**TASK DETAILS:** Each line of the material must be repeated precisely, with the pictures left out.

⁂

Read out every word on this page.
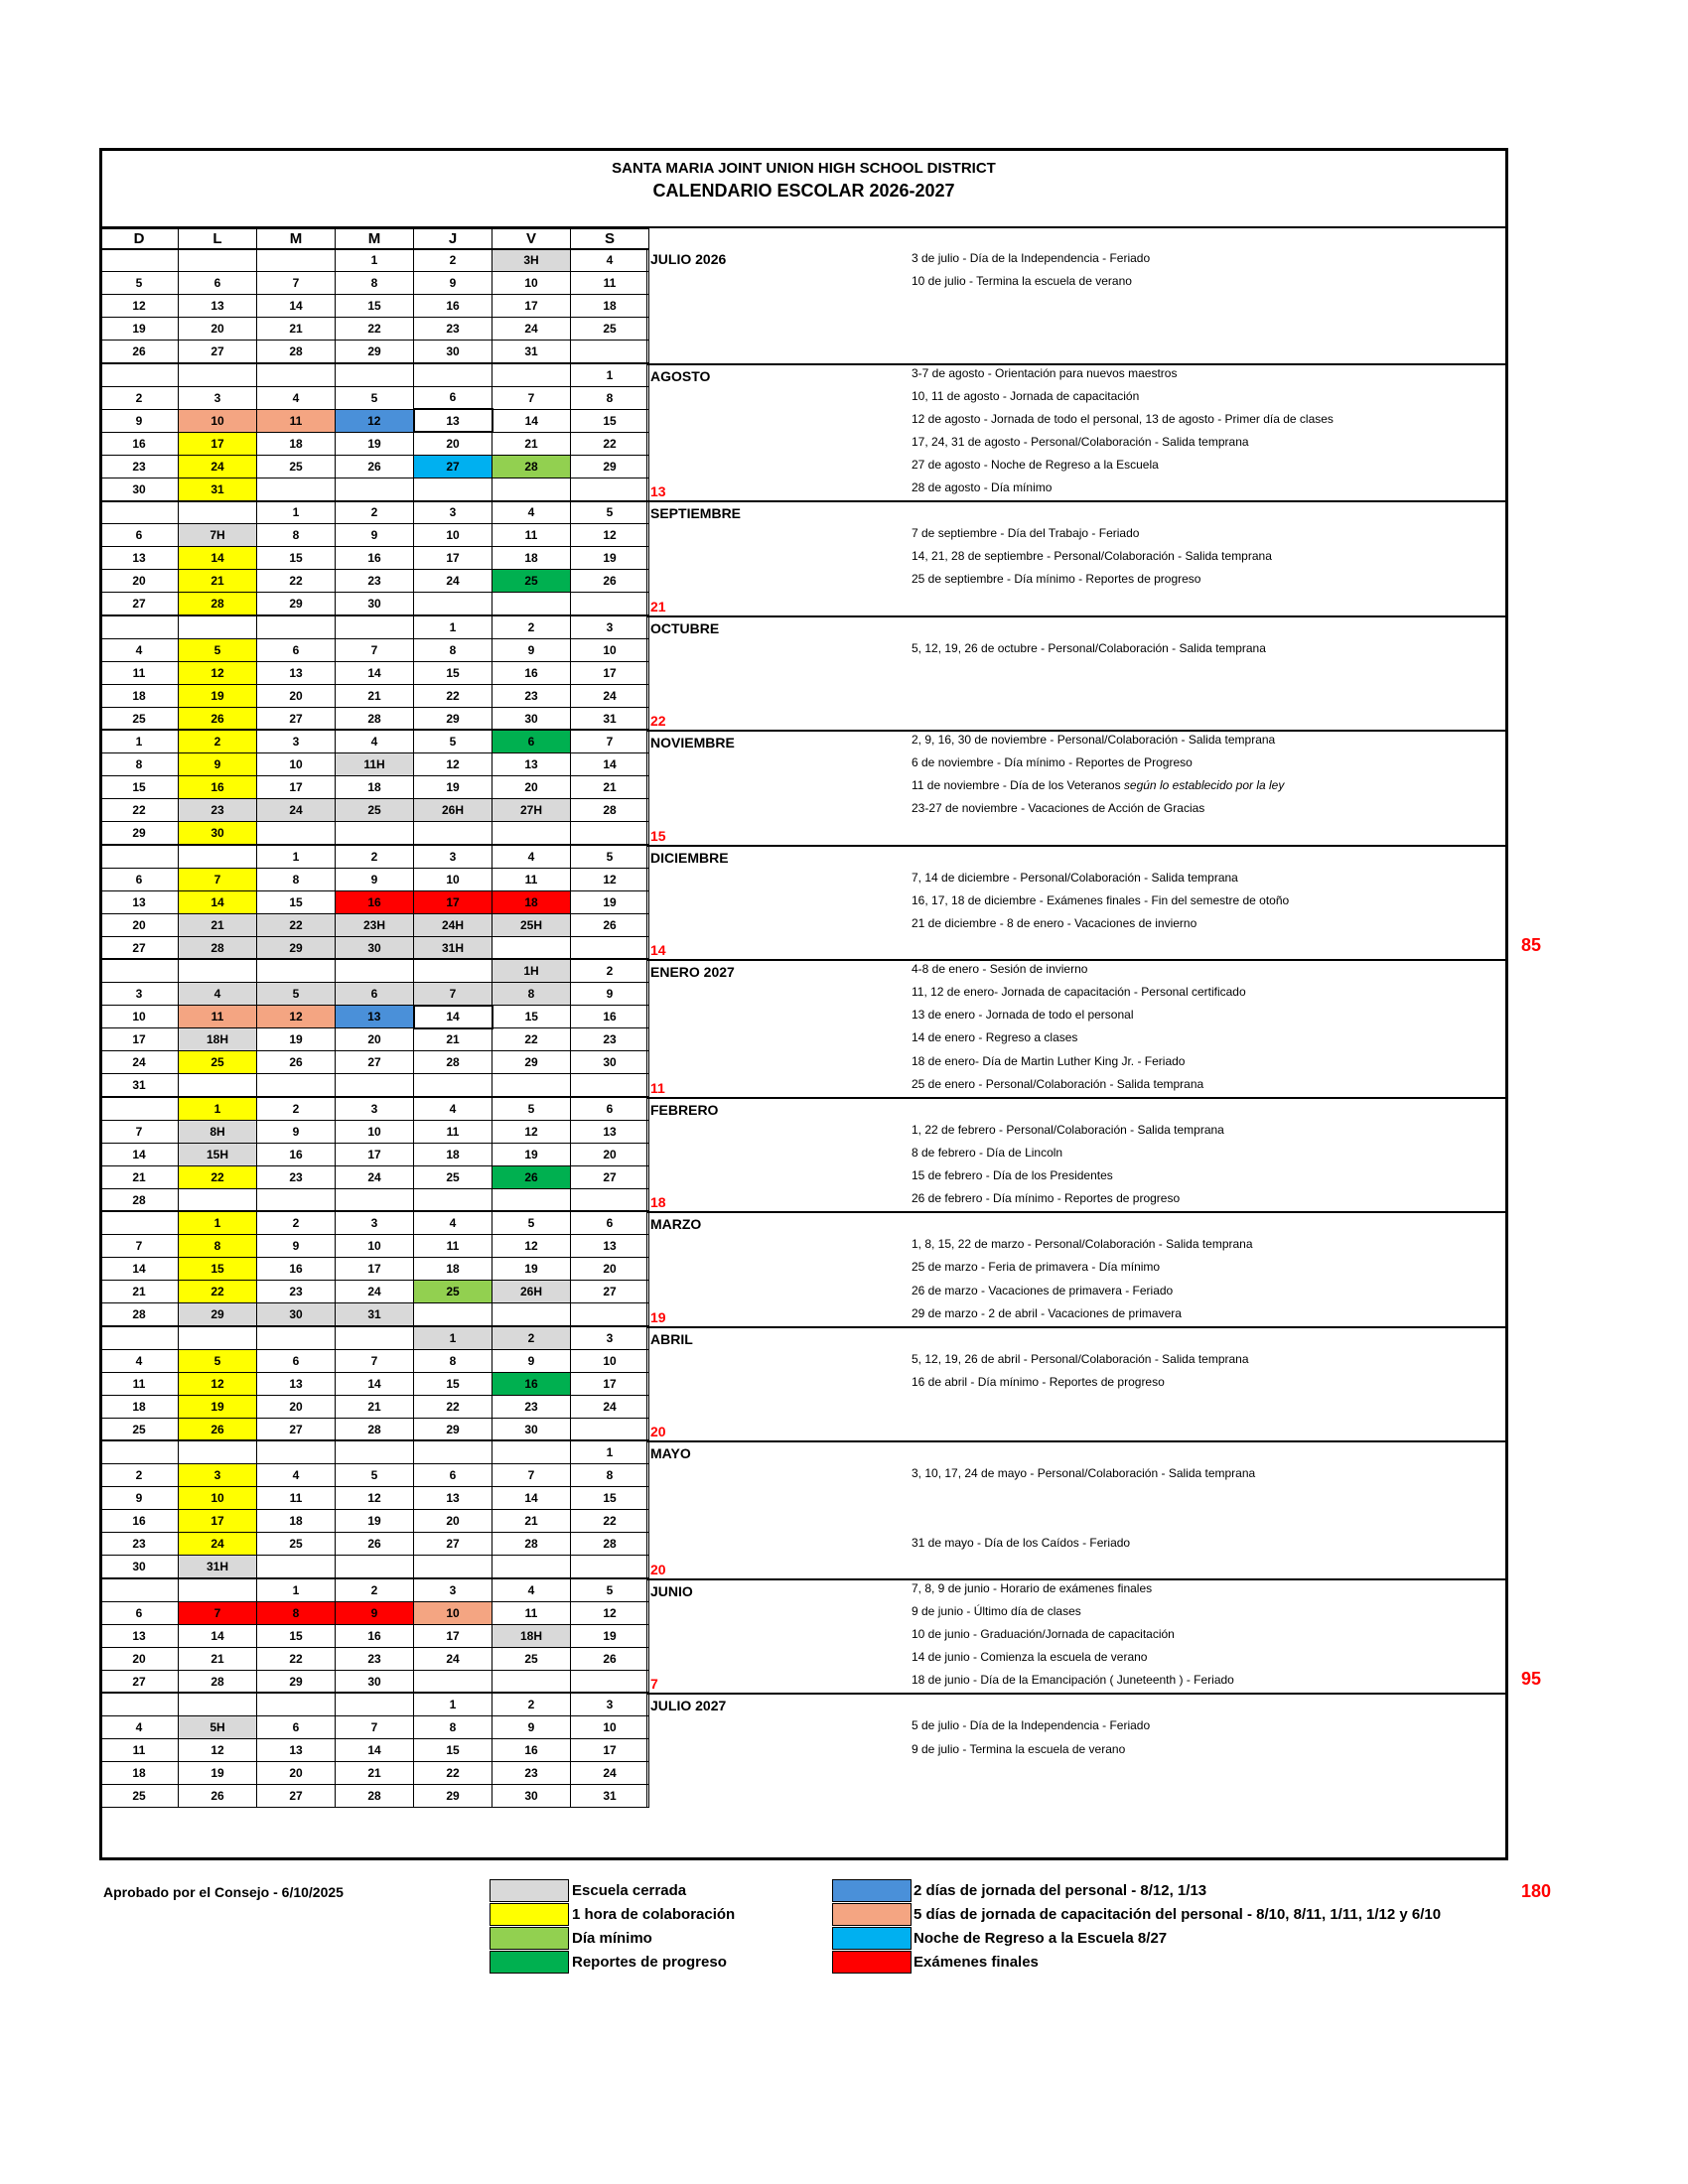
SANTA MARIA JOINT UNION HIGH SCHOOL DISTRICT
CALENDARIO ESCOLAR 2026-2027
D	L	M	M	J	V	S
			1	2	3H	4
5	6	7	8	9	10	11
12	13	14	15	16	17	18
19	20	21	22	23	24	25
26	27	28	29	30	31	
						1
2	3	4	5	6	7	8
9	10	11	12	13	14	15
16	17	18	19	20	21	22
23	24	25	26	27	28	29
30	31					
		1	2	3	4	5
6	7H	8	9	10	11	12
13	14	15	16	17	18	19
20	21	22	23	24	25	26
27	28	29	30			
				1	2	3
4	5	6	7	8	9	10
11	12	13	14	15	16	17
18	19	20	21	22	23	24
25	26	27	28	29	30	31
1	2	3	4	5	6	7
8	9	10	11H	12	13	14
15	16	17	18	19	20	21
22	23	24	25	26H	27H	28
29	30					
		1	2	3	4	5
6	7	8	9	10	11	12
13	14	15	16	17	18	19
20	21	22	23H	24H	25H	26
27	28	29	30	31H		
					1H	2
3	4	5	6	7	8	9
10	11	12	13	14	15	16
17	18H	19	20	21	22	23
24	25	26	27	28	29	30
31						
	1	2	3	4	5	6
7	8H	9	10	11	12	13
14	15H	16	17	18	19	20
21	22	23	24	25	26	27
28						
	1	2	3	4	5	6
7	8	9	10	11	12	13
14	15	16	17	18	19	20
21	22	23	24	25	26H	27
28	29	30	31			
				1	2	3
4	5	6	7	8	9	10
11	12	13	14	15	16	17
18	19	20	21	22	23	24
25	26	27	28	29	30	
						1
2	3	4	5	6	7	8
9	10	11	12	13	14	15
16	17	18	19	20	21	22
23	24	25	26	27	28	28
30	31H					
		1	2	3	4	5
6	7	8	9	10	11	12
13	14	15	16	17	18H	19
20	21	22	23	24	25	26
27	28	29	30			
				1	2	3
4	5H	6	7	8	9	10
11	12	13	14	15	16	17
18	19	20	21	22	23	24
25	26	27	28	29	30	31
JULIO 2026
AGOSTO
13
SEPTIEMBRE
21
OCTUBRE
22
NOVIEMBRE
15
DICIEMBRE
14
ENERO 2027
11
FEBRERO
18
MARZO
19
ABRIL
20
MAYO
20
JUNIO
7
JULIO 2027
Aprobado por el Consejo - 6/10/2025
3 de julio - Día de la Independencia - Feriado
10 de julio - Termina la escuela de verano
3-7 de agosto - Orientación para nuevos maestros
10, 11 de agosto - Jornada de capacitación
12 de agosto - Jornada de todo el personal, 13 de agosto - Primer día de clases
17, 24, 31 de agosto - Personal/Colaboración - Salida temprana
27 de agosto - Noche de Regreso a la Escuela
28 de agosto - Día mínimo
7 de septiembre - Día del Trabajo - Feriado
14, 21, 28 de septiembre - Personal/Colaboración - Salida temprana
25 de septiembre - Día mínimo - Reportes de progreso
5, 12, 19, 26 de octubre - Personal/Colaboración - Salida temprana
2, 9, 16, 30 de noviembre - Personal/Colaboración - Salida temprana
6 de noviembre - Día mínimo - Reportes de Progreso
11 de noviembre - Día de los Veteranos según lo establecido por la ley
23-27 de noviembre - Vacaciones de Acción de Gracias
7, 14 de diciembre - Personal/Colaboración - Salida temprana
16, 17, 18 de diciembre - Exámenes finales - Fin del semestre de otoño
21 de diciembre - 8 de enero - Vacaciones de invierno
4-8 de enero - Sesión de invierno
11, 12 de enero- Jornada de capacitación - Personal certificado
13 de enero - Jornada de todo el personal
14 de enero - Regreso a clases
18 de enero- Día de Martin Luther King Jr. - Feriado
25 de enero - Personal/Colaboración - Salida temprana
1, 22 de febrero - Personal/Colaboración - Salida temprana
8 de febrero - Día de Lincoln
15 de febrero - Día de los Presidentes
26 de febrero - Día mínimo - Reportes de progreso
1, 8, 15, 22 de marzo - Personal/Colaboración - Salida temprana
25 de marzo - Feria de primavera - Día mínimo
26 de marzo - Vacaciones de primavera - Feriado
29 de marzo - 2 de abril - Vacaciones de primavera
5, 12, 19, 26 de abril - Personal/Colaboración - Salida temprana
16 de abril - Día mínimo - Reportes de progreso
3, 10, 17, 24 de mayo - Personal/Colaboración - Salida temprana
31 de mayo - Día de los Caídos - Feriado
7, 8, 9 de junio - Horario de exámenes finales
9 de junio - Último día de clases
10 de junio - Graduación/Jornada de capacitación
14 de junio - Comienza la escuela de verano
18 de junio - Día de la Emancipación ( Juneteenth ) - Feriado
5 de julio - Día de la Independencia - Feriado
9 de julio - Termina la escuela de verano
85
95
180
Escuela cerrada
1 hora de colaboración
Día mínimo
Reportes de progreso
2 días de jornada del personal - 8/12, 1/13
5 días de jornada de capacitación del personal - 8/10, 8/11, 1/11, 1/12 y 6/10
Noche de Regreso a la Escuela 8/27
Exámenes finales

⁂

**THE ANSWER:**
Read out every word on this page.
SANTA MARIA JOINT UNION HIGH SCHOOL DISTRICT
CALENDARIO ESCOLAR 2026-2027
D	L	M	M	J	V	S
			1	2	3H	4
5	6	7	8	9	10	11
12	13	14	15	16	17	18
19	20	21	22	23	24	25
26	27	28	29	30	31	
						1
2	3	4	5	6	7	8
9	10	11	12	13	14	15
16	17	18	19	20	21	22
23	24	25	26	27	28	29
30	31					
		1	2	3	4	5
6	7H	8	9	10	11	12
13	14	15	16	17	18	19
20	21	22	23	24	25	26
27	28	29	30			
				1	2	3
4	5	6	7	8	9	10
11	12	13	14	15	16	17
18	19	20	21	22	23	24
25	26	27	28	29	30	31
1	2	3	4	5	6	7
8	9	10	11H	12	13	14
15	16	17	18	19	20	21
22	23	24	25	26H	27H	28
29	30					
		1	2	3	4	5
6	7	8	9	10	11	12
13	14	15	16	17	18	19
20	21	22	23H	24H	25H	26
27	28	29	30	31H		
					1H	2
3	4	5	6	7	8	9
10	11	12	13	14	15	16
17	18H	19	20	21	22	23
24	25	26	27	28	29	30
31						
	1	2	3	4	5	6
7	8H	9	10	11	12	13
14	15H	16	17	18	19	20
21	22	23	24	25	26	27
28						
	1	2	3	4	5	6
7	8	9	10	11	12	13
14	15	16	17	18	19	20
21	22	23	24	25	26H	27
28	29	30	31			
				1	2	3
4	5	6	7	8	9	10
11	12	13	14	15	16	17
18	19	20	21	22	23	24
25	26	27	28	29	30	
						1
2	3	4	5	6	7	8
9	10	11	12	13	14	15
16	17	18	19	20	21	22
23	24	25	26	27	28	28
30	31H					
		1	2	3	4	5
6	7	8	9	10	11	12
13	14	15	16	17	18H	19
20	21	22	23	24	25	26
27	28	29	30			
				1	2	3
4	5H	6	7	8	9	10
11	12	13	14	15	16	17
18	19	20	21	22	23	24
25	26	27	28	29	30	31
JULIO 2026
AGOSTO
13
SEPTIEMBRE
21
OCTUBRE
22
NOVIEMBRE
15
DICIEMBRE
14
ENERO 2027
11
FEBRERO
18
MARZO
19
ABRIL
20
MAYO
20
JUNIO
7
JULIO 2027
Aprobado por el Consejo - 6/10/2025
3 de julio - Día de la Independencia - Feriado
10 de julio - Termina la escuela de verano
3-7 de agosto - Orientación para nuevos maestros
10, 11 de agosto - Jornada de capacitación
12 de agosto - Jornada de todo el personal, 13 de agosto - Primer día de clases
17, 24, 31 de agosto - Personal/Colaboración - Salida temprana
27 de agosto - Noche de Regreso a la Escuela
28 de agosto - Día mínimo
7 de septiembre - Día del Trabajo - Feriado
14, 21, 28 de septiembre - Personal/Colaboración - Salida temprana
25 de septiembre - Día mínimo - Reportes de progreso
5, 12, 19, 26 de octubre - Personal/Colaboración - Salida temprana
2, 9, 16, 30 de noviembre - Personal/Colaboración - Salida temprana
6 de noviembre - Día mínimo - Reportes de Progreso
11 de noviembre - Día de los Veteranos según lo establecido por la ley
23-27 de noviembre - Vacaciones de Acción de Gracias
7, 14 de diciembre - Personal/Colaboración - Salida temprana
16, 17, 18 de diciembre - Exámenes finales - Fin del semestre de otoño
21 de diciembre - 8 de enero - Vacaciones de invierno
4-8 de enero - Sesión de invierno
11, 12 de enero- Jornada de capacitación - Personal certificado
13 de enero - Jornada de todo el personal
14 de enero - Regreso a clases
18 de enero- Día de Martin Luther King Jr. - Feriado
25 de enero - Personal/Colaboración - Salida temprana
1, 22 de febrero - Personal/Colaboración - Salida temprana
8 de febrero - Día de Lincoln
15 de febrero - Día de los Presidentes
26 de febrero - Día mínimo - Reportes de progreso
1, 8, 15, 22 de marzo - Personal/Colaboración - Salida temprana
25 de marzo - Feria de primavera - Día mínimo
26 de marzo - Vacaciones de primavera - Feriado
29 de marzo - 2 de abril - Vacaciones de primavera
5, 12, 19, 26 de abril - Personal/Colaboración - Salida temprana
16 de abril - Día mínimo - Reportes de progreso
3, 10, 17, 24 de mayo - Personal/Colaboración - Salida temprana
31 de mayo - Día de los Caídos - Feriado
7, 8, 9 de junio - Horario de exámenes finales
9 de junio - Último día de clases
10 de junio - Graduación/Jornada de capacitación
14 de junio - Comienza la escuela de verano
18 de junio - Día de la Emancipación ( Juneteenth ) - Feriado
5 de julio - Día de la Independencia - Feriado
9 de julio - Termina la escuela de verano
85
95
180
Escuela cerrada
1 hora de colaboración
Día mínimo
Reportes de progreso
2 días de jornada del personal - 8/12, 1/13
5 días de jornada de capacitación del personal - 8/10, 8/11, 1/11, 1/12 y 6/10
Noche de Regreso a la Escuela 8/27
Exámenes finales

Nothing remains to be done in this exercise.